**Vorliegender Text:**
Atomunfälle

Infoseite - 2 April, 2011
Tschernobyl – das Ende der Naivität, das andere Gesicht einer hoffnungsvollen Technologie, Synonym für die Tatsache, dass Menschen immer Fehler machen werden.

© Greenpeace / Robert Knoth

Bis zum 26. April 1986 galt der sogenannte Super-Gau als nahezu unmöglich, als Hirngespinst von Schwarzmalern. Doch dann explodierte und brannte der Reaktor vier und der radioaktive Fallout verbreitete sich über halb Europa. 25 Jahre später, im März 2011, kam es in Japan in Folge eines schweren Erdbebens, zu einem atomaren Notstand. Auch diese Katastrophe rund um den AKW-Standort Fukushima wurde, nach einigem Zögern, als Super-Gau eingestuft.

Oft nicht bewusst ist: die Unfälle von Tschernobyl und Fukushima sind nicht die einzigen.

**Einträge aus einer Sammlung:**
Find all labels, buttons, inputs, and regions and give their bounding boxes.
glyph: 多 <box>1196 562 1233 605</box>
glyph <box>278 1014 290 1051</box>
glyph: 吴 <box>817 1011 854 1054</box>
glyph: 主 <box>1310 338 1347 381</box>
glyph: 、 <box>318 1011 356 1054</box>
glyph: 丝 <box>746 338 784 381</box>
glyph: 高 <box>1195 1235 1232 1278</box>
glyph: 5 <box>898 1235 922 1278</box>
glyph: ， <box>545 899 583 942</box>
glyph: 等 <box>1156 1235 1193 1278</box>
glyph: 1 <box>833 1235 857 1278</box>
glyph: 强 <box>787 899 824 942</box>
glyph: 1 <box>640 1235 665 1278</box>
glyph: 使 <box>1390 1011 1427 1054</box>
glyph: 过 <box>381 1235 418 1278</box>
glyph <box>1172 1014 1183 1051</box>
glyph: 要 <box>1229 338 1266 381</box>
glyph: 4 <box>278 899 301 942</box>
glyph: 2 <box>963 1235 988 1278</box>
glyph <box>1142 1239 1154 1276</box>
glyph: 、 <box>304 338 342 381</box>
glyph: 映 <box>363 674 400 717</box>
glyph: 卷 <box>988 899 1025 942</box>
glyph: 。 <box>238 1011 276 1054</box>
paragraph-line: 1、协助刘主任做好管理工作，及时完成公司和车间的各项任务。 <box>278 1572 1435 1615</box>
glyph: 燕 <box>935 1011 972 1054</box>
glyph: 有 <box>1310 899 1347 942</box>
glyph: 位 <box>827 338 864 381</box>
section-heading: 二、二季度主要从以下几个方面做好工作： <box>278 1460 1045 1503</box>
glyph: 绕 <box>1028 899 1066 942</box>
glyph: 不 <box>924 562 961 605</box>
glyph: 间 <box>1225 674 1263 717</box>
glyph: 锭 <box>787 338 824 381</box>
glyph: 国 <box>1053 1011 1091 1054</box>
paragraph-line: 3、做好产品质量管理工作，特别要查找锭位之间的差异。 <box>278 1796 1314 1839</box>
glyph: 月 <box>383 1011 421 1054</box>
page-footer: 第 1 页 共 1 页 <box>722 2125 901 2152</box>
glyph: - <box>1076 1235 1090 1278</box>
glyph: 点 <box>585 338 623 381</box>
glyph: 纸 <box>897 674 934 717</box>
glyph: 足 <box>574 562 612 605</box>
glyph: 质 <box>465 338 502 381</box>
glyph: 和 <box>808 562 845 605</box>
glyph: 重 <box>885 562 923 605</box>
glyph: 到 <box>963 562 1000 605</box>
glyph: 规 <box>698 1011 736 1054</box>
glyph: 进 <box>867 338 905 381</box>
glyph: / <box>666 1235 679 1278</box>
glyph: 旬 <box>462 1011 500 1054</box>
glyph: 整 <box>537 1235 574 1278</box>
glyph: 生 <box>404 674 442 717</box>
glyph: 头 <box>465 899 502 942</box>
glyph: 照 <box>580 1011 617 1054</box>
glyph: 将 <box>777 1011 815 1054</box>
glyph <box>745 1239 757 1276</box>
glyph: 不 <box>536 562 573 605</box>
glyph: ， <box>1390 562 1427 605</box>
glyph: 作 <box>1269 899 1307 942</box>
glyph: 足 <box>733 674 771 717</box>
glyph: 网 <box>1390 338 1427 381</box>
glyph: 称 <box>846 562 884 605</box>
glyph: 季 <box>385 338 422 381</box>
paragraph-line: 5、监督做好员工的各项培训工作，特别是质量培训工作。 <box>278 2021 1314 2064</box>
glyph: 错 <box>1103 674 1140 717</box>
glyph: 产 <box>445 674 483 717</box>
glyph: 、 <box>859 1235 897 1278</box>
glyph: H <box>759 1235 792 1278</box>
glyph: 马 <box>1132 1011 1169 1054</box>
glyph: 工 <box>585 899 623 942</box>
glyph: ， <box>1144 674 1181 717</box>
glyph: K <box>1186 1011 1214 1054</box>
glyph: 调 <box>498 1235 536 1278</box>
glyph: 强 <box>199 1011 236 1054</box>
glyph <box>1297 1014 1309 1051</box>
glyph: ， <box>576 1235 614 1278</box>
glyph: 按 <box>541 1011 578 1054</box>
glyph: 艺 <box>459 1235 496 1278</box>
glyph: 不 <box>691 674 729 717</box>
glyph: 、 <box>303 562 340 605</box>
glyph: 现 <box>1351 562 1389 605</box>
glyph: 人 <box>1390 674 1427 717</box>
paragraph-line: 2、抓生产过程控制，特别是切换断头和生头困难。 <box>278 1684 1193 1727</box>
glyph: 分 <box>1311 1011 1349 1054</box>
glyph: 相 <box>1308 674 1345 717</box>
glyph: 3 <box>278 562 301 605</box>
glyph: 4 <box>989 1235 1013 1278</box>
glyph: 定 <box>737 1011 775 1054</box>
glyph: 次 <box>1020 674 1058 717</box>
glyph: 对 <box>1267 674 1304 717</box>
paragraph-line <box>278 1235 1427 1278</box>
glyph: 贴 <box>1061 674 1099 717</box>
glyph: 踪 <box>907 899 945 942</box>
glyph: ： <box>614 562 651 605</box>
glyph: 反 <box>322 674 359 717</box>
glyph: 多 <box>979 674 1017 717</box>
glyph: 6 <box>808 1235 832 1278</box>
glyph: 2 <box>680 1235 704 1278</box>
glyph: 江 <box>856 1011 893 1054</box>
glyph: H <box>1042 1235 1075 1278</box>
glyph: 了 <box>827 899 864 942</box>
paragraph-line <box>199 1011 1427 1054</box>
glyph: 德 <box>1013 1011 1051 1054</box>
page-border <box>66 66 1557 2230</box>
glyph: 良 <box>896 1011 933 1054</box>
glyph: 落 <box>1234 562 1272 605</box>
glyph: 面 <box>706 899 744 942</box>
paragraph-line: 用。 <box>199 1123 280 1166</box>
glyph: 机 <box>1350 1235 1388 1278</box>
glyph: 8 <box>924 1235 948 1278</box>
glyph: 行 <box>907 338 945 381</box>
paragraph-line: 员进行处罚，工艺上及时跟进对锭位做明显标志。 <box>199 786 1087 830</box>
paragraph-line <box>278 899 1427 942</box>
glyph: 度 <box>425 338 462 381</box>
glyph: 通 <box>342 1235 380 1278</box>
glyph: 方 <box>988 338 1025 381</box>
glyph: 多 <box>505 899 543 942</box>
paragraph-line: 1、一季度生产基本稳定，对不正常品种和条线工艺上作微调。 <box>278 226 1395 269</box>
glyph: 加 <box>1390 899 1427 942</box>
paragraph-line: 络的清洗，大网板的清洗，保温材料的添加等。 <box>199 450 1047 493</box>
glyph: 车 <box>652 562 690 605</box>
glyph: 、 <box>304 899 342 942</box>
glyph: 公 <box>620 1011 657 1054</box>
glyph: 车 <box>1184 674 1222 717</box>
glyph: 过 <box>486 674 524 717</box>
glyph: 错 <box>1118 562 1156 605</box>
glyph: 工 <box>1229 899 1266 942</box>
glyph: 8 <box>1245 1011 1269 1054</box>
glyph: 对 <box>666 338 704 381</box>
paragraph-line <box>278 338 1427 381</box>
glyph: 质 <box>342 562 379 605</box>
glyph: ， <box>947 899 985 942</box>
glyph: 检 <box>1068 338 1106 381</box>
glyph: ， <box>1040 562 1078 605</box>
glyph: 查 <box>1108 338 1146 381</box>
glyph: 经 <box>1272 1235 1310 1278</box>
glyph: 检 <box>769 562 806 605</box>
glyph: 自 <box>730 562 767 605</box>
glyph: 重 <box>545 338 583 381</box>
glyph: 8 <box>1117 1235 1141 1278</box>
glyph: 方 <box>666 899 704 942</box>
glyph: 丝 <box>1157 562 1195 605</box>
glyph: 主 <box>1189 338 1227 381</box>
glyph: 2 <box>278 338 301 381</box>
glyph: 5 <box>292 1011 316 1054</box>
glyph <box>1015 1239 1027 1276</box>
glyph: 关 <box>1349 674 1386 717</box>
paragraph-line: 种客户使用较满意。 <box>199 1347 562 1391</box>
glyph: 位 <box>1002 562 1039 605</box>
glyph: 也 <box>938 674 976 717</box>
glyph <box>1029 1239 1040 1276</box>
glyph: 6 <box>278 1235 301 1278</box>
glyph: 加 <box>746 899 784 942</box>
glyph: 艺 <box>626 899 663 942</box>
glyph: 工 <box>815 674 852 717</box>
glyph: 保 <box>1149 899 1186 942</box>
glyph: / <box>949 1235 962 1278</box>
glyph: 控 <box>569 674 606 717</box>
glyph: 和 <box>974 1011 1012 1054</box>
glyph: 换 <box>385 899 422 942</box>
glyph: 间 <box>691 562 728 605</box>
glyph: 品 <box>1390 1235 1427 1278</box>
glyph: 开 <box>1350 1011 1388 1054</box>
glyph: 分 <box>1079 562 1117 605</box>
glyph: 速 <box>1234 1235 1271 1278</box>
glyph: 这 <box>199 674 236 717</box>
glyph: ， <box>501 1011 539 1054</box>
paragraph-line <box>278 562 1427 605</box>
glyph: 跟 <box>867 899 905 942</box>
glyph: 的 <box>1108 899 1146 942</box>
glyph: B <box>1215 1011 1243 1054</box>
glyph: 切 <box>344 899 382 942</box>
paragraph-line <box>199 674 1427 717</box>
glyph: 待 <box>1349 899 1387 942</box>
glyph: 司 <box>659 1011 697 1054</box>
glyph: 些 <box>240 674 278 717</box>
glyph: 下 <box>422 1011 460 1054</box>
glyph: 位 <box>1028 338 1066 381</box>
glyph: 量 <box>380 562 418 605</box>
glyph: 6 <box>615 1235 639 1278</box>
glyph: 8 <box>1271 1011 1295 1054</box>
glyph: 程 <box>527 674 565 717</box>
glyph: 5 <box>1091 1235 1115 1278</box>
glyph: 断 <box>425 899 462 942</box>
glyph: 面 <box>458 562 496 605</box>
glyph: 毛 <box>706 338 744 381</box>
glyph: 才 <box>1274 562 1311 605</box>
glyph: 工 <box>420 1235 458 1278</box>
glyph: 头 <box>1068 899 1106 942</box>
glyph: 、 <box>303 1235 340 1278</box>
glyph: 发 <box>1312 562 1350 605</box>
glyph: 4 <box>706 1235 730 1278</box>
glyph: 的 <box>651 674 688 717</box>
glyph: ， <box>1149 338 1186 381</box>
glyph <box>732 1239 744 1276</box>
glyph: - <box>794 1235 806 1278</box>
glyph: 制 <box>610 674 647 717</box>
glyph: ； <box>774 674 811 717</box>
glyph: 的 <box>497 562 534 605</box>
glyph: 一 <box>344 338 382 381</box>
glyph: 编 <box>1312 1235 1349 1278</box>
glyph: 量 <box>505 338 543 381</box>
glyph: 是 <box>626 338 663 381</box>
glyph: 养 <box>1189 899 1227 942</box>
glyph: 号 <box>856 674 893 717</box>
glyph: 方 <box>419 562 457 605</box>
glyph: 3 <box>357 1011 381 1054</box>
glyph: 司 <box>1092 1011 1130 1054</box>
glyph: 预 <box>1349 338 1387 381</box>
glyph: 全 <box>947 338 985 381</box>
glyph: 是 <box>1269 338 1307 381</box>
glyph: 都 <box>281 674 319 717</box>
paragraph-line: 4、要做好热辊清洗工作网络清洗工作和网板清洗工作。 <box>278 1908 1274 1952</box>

**Aufgabenstellung:**
1) Fassen Sie den Absatz des Texts über Atomunfälle, der mit „Bis zum 26. April 1986“ beginnt, als knappe Stichpunktliste zusammen und behalten Sie dabei seine wesentlichen Fakten bei.
2) Setzen Sie den Text über Atomunfälle fort, beginnend unmittelbar nach seinem letzten Satz.

**Lösungen im Einzelnen:**
1)
- Bis zum 26. April 1986 galt ein Super-Gau als nahezu unmöglich.
- An diesem Tag explodierte und brannte in Tschernobyl der Reaktor vier.
- Der radioaktive Fallout verbreitete sich über halb Europa.
- 25 Jahre später, im März 2011, führte ein schweres Erdbeben in Japan zu einem atomaren Notstand.
- Die Katastrophe am AKW-Standort Fukushima wurde nach einigem Zögern ebenfalls als Super-Gau eingestuft.

2)
Hier nur ein paar Beispiele: Der 1.700 Kilometer von Moskau entfernte russische Ort Mayak wird im Jahr 1957 zum Schauplatz einer gigantischen Reaktorkatastrophe, bei der etwa 1.000 Menschen sterben und etwa 270.000 Menschen in Mitleidenschaft gezogen werden.

Ebenfalls 1957 gerät in der berüchtigten englischen Wiederaufbereitungsanlage Windscale, heute Sellafield, ein Gas-Graphit-Reaktor in Brand. 500 Quadratkilometer Land werden radioaktiv verseucht.

Die Liste ließe sich beliebig fortsetzen, von Three Mile Island im Jahr 1979 bis Tokaimura im Jahr 1999. Denn eines wird Atomkraft nie sein – sicher.